==== Records to use

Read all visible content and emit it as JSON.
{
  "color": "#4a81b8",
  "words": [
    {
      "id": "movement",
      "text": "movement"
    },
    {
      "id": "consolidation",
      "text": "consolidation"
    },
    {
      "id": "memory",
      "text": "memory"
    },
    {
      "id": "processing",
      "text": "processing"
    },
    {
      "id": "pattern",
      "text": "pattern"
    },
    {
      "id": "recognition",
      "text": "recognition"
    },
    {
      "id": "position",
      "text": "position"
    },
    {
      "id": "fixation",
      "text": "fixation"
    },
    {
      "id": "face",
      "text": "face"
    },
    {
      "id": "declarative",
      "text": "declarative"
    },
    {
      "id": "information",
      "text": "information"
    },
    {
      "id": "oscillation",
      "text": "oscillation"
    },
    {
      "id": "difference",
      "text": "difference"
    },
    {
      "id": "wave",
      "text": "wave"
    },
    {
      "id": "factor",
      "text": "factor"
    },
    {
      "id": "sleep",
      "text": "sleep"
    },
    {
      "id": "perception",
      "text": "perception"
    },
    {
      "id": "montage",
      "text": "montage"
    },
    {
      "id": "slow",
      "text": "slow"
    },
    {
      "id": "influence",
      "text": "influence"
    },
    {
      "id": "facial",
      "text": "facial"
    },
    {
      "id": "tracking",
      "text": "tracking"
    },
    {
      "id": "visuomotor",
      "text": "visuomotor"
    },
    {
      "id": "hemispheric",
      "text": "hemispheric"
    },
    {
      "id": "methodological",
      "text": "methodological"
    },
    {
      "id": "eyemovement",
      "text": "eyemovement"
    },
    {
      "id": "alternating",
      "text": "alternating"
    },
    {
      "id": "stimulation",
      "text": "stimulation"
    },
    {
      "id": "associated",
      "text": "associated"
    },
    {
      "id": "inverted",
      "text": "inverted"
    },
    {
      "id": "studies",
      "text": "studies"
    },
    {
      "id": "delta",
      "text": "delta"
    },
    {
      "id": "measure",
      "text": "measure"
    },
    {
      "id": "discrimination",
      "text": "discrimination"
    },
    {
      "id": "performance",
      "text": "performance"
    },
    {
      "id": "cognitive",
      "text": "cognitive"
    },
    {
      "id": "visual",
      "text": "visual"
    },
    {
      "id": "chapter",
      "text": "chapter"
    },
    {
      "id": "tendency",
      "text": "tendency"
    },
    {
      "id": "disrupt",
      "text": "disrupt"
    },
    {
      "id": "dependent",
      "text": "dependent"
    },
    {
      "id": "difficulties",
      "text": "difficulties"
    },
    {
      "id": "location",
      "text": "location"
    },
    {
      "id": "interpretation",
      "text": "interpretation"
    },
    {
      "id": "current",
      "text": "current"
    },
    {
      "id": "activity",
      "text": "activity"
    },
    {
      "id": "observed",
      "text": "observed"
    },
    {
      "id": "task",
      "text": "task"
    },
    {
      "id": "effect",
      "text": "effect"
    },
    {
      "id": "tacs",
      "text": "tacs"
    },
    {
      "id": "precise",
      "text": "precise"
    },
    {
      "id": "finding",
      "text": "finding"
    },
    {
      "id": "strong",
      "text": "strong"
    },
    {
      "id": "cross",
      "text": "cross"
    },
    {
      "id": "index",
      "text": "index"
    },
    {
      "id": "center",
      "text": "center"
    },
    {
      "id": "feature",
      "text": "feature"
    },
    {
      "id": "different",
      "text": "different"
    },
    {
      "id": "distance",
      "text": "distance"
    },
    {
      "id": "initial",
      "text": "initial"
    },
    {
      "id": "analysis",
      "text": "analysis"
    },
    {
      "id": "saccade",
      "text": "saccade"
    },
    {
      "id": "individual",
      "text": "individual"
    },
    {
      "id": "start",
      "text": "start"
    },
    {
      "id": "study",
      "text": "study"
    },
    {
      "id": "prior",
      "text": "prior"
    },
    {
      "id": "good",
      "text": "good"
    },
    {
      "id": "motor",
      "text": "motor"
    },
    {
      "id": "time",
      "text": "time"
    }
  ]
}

========

#### Task to complete:
Write out every entry exactly as given.

#### Exercise result:
Read all visible content and emit it as JSON.
{
  "color": "#4a81b8",
  "words": [
    {
      "id": "movement",
      "text": "movement"
    },
    {
      "id": "consolidation",
      "text": "consolidation"
    },
    {
      "id": "memory",
      "text": "memory"
    },
    {
      "id": "processing",
      "text": "processing"
    },
    {
      "id": "pattern",
      "text": "pattern"
    },
    {
      "id": "recognition",
      "text": "recognition"
    },
    {
      "id": "position",
      "text": "position"
    },
    {
      "id": "fixation",
      "text": "fixation"
    },
    {
      "id": "face",
      "text": "face"
    },
    {
      "id": "declarative",
      "text": "declarative"
    },
    {
      "id": "information",
      "text": "information"
    },
    {
      "id": "oscillation",
      "text": "oscillation"
    },
    {
      "id": "difference",
      "text": "difference"
    },
    {
      "id": "wave",
      "text": "wave"
    },
    {
      "id": "factor",
      "text": "factor"
    },
    {
      "id": "sleep",
      "text": "sleep"
    },
    {
      "id": "perception",
      "text": "perception"
    },
    {
      "id": "montage",
      "text": "montage"
    },
    {
      "id": "slow",
      "text": "slow"
    },
    {
      "id": "influence",
      "text": "influence"
    },
    {
      "id": "facial",
      "text": "facial"
    },
    {
      "id": "tracking",
      "text": "tracking"
    },
    {
      "id": "visuomotor",
      "text": "visuomotor"
    },
    {
      "id": "hemispheric",
      "text": "hemispheric"
    },
    {
      "id": "methodological",
      "text": "methodological"
    },
    {
      "id": "eyemovement",
      "text": "eyemovement"
    },
    {
      "id": "alternating",
      "text": "alternating"
    },
    {
      "id": "stimulation",
      "text": "stimulation"
    },
    {
      "id": "associated",
      "text": "associated"
    },
    {
      "id": "inverted",
      "text": "inverted"
    },
    {
      "id": "studies",
      "text": "studies"
    },
    {
      "id": "delta",
      "text": "delta"
    },
    {
      "id": "measure",
      "text": "measure"
    },
    {
      "id": "discrimination",
      "text": "discrimination"
    },
    {
      "id": "performance",
      "text": "performance"
    },
    {
      "id": "cognitive",
      "text": "cognitive"
    },
    {
      "id": "visual",
      "text": "visual"
    },
    {
      "id": "chapter",
      "text": "chapter"
    },
    {
      "id": "tendency",
      "text": "tendency"
    },
    {
      "id": "disrupt",
      "text": "disrupt"
    },
    {
      "id": "dependent",
      "text": "dependent"
    },
    {
      "id": "difficulties",
      "text": "difficulties"
    },
    {
      "id": "location",
      "text": "location"
    },
    {
      "id": "interpretation",
      "text": "interpretation"
    },
    {
      "id": "current",
      "text": "current"
    },
    {
      "id": "activity",
      "text": "activity"
    },
    {
      "id": "observed",
      "text": "observed"
    },
    {
      "id": "task",
      "text": "task"
    },
    {
      "id": "effect",
      "text": "effect"
    },
    {
      "id": "tacs",
      "text": "tacs"
    },
    {
      "id": "precise",
      "text": "precise"
    },
    {
      "id": "finding",
      "text": "finding"
    },
    {
      "id": "strong",
      "text": "strong"
    },
    {
      "id": "cross",
      "text": "cross"
    },
    {
      "id": "index",
      "text": "index"
    },
    {
      "id": "center",
      "text": "center"
    },
    {
      "id": "feature",
      "text": "feature"
    },
    {
      "id": "different",
      "text": "different"
    },
    {
      "id": "distance",
      "text": "distance"
    },
    {
      "id": "initial",
      "text": "initial"
    },
    {
      "id": "analysis",
      "text": "analysis"
    },
    {
      "id": "saccade",
      "text": "saccade"
    },
    {
      "id": "individual",
      "text": "individual"
    },
    {
      "id": "start",
      "text": "start"
    },
    {
      "id": "study",
      "text": "study"
    },
    {
      "id": "prior",
      "text": "prior"
    },
    {
      "id": "good",
      "text": "good"
    },
    {
      "id": "motor",
      "text": "motor"
    },
    {
      "id": "time",
      "text": "time"
    }
  ]
}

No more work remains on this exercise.